── DATA SHOWN ──

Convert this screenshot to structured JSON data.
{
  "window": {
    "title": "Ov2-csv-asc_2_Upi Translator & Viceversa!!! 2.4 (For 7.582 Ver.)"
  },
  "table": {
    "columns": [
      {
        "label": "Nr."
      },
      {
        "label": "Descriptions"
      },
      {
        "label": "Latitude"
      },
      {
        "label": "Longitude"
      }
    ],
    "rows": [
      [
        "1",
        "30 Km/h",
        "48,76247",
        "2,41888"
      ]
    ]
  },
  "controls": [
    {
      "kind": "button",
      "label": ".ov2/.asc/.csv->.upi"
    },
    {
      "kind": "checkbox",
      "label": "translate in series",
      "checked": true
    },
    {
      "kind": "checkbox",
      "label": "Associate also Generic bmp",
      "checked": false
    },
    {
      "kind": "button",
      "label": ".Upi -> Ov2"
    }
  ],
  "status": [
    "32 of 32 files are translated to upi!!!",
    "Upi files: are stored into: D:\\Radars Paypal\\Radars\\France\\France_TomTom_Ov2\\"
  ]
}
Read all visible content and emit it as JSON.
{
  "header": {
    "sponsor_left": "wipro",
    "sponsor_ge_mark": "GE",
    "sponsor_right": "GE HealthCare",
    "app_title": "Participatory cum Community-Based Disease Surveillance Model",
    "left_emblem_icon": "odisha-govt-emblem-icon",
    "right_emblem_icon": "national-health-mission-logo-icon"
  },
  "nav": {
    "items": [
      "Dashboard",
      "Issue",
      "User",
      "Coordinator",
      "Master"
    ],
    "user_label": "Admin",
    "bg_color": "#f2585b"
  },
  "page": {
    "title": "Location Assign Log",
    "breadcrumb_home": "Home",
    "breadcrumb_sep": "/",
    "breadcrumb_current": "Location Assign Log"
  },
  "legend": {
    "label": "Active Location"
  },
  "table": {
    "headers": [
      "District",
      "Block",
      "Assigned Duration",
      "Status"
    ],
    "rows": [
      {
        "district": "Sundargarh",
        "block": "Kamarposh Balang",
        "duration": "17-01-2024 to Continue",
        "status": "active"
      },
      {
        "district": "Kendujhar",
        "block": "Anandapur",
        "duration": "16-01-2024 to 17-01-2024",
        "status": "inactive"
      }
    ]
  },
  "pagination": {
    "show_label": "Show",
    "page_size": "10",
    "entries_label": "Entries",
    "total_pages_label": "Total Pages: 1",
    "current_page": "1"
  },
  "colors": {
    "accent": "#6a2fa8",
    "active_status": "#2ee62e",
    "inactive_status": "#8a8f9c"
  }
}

───

_DIRECTIONS_. From the data above, copy each line that has the string "JSON".

_SOLUTION_.
Convert this screenshot to structured JSON data.
Read all visible content and emit it as JSON.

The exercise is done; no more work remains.